Stored items from a collection -
↓
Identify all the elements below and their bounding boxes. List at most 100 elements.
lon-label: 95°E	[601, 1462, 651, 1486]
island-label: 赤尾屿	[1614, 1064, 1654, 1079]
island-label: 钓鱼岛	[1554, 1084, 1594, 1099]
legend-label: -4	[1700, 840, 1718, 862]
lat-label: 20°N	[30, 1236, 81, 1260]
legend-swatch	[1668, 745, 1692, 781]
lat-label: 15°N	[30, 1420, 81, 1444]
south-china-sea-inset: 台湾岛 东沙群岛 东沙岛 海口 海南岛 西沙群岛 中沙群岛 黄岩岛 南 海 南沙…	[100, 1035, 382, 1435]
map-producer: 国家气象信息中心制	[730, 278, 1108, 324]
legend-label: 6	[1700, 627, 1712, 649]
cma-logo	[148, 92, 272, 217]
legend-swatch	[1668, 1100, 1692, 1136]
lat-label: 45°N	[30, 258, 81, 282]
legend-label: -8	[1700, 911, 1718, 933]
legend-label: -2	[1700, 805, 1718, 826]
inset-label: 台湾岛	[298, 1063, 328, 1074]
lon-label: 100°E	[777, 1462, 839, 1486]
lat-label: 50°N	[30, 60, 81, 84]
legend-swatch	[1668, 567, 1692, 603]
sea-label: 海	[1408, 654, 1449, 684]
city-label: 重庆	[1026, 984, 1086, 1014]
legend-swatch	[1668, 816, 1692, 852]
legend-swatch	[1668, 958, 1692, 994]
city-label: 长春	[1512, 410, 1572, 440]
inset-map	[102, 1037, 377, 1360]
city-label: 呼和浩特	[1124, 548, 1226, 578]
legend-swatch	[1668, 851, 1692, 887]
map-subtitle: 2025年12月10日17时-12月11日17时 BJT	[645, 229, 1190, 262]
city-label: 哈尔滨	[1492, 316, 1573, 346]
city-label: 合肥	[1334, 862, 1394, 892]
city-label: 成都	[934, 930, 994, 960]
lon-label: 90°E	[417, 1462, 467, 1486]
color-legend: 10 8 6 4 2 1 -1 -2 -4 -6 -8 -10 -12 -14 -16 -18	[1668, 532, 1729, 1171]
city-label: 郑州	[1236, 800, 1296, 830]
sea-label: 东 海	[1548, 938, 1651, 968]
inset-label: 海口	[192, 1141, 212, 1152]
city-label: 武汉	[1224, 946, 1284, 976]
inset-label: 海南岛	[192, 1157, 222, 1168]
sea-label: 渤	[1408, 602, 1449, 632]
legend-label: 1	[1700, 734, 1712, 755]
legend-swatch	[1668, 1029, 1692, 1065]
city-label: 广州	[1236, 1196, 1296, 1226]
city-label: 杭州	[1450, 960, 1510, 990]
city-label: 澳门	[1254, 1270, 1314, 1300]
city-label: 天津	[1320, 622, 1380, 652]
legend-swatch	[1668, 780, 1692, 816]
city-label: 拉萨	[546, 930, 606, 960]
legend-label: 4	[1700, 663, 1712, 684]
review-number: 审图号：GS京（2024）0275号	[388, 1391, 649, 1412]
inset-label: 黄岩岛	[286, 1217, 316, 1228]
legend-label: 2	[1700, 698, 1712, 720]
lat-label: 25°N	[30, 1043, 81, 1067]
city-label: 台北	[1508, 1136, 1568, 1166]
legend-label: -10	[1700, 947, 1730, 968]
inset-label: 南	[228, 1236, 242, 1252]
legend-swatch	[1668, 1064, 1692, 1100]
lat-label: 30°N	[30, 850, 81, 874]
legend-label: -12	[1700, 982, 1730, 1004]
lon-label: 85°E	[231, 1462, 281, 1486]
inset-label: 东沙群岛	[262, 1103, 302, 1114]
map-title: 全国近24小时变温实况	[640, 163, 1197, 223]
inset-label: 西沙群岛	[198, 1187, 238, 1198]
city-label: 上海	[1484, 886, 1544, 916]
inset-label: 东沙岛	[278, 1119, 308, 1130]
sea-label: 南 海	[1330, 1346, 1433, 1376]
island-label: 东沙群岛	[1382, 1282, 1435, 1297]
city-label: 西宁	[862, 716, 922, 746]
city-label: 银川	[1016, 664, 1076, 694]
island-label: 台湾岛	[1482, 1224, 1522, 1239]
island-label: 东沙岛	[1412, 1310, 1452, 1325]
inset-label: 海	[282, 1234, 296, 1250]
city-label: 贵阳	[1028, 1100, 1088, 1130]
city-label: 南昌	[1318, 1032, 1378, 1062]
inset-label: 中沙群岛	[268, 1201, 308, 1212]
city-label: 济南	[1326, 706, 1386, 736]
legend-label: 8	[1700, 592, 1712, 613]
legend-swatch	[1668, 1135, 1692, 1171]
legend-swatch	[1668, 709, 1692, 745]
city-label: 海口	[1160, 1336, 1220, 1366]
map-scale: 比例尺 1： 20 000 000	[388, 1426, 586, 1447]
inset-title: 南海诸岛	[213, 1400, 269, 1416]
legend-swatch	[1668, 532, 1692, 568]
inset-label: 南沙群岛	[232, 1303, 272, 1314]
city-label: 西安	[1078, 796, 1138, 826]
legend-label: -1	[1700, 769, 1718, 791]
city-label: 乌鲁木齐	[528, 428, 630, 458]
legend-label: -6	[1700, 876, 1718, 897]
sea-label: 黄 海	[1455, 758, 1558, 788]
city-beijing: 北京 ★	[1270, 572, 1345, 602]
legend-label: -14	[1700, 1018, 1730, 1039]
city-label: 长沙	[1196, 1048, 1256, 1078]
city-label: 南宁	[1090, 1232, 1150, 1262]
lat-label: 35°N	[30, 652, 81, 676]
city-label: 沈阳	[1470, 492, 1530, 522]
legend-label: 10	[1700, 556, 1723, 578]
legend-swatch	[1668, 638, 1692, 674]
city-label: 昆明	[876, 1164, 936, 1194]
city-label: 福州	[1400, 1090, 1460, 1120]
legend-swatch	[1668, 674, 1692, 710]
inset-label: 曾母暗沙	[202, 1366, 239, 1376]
↑
Task instructions - Render every line from the start of the entries through the line containing "663, 1712, 684]", inclusive, as a Markdown table with columns n and Line. Give each line its row number and leave out blank lines.

Result of this exercise -
| n | Line |
|---|---|
| 1 | Identify all the elements below and their bounding boxes. List at most 100 elements. |
| 2 | lon-label: 95°E	[601, 1462, 651, 1486] |
| 3 | island-label: 赤尾屿	[1614, 1064, 1654, 1079] |
| 4 | island-label: 钓鱼岛	[1554, 1084, 1594, 1099] |
| 5 | legend-label: -4	[1700, 840, 1718, 862] |
| 6 | lat-label: 20°N	[30, 1236, 81, 1260] |
| 7 | legend-swatch	[1668, 745, 1692, 781] |
| 8 | lat-label: 15°N	[30, 1420, 81, 1444] |
| 9 | south-china-sea-inset: 台湾岛 东沙群岛 东沙岛 海口 海南岛 西沙群岛 中沙群岛 黄岩岛 南 海 南沙…	[100, 1035, 382, 1435] |
| 10 | map-producer: 国家气象信息中心制	[730, 278, 1108, 324] |
| 11 | legend-label: 6	[1700, 627, 1712, 649] |
| 12 | cma-logo	[148, 92, 272, 217] |
| 13 | legend-swatch	[1668, 1100, 1692, 1136] |
| 14 | lat-label: 45°N	[30, 258, 81, 282] |
| 15 | legend-label: -8	[1700, 911, 1718, 933] |
| 16 | legend-label: -2	[1700, 805, 1718, 826] |
| 17 | inset-label: 台湾岛	[298, 1063, 328, 1074] |
| 18 | lon-label: 100°E	[777, 1462, 839, 1486] |
| 19 | lat-label: 50°N	[30, 60, 81, 84] |
| 20 | legend-swatch	[1668, 567, 1692, 603] |
| 21 | sea-label: 海	[1408, 654, 1449, 684] |
| 22 | city-label: 重庆	[1026, 984, 1086, 1014] |
| 23 | legend-swatch	[1668, 816, 1692, 852] |
| 24 | legend-swatch	[1668, 958, 1692, 994] |
| 25 | city-label: 长春	[1512, 410, 1572, 440] |
| 26 | inset-map	[102, 1037, 377, 1360] |
| 27 | city-label: 呼和浩特	[1124, 548, 1226, 578] |
| 28 | legend-swatch	[1668, 851, 1692, 887] |
| 29 | map-subtitle: 2025年12月10日17时-12月11日17时 BJT	[645, 229, 1190, 262] |
| 30 | city-label: 哈尔滨	[1492, 316, 1573, 346] |
| 31 | city-label: 合肥	[1334, 862, 1394, 892] |
| 32 | city-label: 成都	[934, 930, 994, 960] |
| 33 | lon-label: 90°E	[417, 1462, 467, 1486] |
| 34 | color-legend: 10 8 6 4 2 1 -1 -2 -4 -6 -8 -10 -12 -14 -16 -18	[1668, 532, 1729, 1171] |
| 35 | city-label: 郑州	[1236, 800, 1296, 830] |
| 36 | sea-label: 东 海	[1548, 938, 1651, 968] |
| 37 | inset-label: 海口	[192, 1141, 212, 1152] |
| 38 | city-label: 武汉	[1224, 946, 1284, 976] |
| 39 | inset-label: 海南岛	[192, 1157, 222, 1168] |
| 40 | sea-label: 渤	[1408, 602, 1449, 632] |
| 41 | legend-label: 1	[1700, 734, 1712, 755] |
| 42 | legend-swatch	[1668, 1029, 1692, 1065] |
| 43 | city-label: 广州	[1236, 1196, 1296, 1226] |
| 44 | city-label: 杭州	[1450, 960, 1510, 990] |
| 45 | city-label: 澳门	[1254, 1270, 1314, 1300] |
| 46 | city-label: 天津	[1320, 622, 1380, 652] |
| 47 | legend-swatch	[1668, 780, 1692, 816] |
| 48 | city-label: 拉萨	[546, 930, 606, 960] |
| 49 | legend-label: 4	[1700, 663, 1712, 684] |